[To be done] Where does the string "JSON" appear in the records? Copy every line that contains it.

[Exercise input]
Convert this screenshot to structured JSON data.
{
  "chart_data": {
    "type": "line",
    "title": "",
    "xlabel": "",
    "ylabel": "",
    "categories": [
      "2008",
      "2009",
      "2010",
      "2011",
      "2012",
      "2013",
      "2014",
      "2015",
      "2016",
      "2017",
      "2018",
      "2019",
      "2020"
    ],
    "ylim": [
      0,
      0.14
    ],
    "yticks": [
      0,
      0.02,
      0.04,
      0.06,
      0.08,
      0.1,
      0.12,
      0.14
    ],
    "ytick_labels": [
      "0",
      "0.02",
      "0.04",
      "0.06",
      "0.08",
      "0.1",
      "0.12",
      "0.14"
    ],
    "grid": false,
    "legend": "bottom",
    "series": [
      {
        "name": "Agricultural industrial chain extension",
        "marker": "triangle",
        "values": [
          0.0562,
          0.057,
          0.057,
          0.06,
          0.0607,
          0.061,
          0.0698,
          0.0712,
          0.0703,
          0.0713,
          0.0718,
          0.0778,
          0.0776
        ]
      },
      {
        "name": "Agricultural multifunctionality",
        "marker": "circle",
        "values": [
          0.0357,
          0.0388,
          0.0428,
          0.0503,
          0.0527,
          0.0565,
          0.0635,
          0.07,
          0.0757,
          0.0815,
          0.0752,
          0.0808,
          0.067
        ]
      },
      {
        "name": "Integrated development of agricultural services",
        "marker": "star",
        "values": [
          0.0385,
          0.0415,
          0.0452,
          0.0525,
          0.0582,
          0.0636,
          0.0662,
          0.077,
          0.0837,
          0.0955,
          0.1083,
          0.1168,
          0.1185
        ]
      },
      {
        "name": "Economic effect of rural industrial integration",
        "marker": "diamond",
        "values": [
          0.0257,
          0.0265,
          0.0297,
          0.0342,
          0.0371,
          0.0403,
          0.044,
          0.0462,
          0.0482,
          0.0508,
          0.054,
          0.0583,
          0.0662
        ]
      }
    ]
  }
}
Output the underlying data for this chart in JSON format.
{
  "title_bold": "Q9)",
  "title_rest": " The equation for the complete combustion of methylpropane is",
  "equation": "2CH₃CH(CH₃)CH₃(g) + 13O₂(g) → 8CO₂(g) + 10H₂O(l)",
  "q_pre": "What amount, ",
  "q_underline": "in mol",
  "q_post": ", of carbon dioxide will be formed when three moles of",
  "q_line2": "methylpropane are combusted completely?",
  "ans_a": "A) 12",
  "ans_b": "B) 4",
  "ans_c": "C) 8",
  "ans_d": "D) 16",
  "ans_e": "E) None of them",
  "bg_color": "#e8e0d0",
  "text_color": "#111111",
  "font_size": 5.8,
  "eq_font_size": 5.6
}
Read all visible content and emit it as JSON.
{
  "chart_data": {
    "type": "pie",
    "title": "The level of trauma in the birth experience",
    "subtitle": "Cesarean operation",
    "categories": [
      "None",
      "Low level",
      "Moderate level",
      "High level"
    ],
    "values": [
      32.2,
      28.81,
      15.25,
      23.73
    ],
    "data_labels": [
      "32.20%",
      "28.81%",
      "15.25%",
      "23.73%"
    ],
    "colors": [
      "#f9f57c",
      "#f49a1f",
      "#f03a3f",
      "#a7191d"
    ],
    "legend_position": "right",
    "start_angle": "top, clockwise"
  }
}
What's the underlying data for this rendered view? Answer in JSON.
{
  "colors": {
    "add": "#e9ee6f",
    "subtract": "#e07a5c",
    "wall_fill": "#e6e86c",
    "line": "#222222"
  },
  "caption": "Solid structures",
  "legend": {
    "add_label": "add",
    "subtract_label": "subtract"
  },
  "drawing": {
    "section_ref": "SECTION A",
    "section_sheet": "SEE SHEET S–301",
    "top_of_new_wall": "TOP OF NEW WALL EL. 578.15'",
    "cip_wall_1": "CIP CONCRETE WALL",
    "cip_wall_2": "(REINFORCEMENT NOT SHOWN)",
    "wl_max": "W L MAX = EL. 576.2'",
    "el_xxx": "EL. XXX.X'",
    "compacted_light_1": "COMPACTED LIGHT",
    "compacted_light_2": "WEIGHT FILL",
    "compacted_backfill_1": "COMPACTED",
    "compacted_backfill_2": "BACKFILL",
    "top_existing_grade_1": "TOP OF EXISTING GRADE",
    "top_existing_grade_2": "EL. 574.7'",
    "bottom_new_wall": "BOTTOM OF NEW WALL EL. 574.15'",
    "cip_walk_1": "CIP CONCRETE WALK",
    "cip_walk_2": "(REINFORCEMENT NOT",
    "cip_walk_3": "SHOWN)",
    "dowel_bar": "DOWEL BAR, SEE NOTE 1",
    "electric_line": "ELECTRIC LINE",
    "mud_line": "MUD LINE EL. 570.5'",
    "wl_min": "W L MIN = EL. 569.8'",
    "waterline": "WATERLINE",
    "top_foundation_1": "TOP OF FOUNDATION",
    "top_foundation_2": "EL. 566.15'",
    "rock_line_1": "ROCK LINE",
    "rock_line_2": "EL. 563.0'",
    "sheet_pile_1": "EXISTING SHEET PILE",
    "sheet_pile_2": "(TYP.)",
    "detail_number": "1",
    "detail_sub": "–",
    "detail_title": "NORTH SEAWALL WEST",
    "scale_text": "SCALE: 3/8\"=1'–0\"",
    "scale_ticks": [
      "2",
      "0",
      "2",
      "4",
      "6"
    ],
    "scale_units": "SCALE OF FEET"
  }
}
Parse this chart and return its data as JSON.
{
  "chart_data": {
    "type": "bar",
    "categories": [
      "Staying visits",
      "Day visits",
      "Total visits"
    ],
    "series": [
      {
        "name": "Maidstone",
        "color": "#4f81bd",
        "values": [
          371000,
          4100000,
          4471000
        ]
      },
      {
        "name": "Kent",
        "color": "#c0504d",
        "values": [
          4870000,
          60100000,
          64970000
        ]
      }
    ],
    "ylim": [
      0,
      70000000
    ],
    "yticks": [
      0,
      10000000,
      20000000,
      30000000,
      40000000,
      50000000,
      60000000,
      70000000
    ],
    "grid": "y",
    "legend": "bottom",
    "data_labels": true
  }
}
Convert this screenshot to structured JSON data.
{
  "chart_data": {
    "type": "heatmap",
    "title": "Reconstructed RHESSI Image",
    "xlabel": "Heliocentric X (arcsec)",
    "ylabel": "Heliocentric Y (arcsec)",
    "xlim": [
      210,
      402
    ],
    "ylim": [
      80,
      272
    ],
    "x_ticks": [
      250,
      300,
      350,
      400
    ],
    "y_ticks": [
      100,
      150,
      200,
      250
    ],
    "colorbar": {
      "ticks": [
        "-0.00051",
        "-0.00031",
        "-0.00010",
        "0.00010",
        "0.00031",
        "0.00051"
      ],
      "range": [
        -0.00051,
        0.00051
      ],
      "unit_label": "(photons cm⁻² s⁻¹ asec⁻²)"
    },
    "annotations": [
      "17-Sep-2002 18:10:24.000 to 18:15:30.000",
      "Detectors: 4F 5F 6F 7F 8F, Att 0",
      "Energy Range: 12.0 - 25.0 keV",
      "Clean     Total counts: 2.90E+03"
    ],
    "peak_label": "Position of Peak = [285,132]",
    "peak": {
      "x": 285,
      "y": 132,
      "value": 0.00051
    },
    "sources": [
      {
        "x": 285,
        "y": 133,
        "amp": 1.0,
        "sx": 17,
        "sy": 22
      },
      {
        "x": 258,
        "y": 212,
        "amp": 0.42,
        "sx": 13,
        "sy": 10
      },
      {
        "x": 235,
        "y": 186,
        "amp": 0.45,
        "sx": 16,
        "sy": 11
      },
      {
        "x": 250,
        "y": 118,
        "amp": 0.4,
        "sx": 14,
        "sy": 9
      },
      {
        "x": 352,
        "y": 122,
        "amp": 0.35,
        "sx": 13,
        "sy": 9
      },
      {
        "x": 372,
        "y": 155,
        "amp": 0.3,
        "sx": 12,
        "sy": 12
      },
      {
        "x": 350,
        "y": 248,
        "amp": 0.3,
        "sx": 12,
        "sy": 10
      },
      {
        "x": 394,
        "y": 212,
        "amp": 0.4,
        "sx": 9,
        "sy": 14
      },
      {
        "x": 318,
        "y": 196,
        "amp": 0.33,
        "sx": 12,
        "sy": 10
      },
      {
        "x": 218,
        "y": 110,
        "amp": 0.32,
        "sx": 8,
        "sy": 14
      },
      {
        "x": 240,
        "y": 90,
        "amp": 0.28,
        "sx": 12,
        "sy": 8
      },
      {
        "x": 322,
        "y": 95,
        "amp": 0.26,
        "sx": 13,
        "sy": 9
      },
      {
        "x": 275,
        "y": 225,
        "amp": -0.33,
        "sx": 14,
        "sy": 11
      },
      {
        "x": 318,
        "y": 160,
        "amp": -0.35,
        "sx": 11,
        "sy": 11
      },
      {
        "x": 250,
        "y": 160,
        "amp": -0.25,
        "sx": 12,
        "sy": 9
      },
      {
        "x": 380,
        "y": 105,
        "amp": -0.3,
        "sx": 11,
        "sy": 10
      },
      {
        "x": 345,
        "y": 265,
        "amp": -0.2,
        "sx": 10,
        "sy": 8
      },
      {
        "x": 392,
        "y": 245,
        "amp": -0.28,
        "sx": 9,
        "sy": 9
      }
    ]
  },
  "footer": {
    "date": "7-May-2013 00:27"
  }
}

[Output of the task]
Convert this screenshot to structured JSON data.
Output the underlying data for this chart in JSON format.
Read all visible content and emit it as JSON.
What's the underlying data for this rendered view? Answer in JSON.
Parse this chart and return its data as JSON.
Convert this screenshot to structured JSON data.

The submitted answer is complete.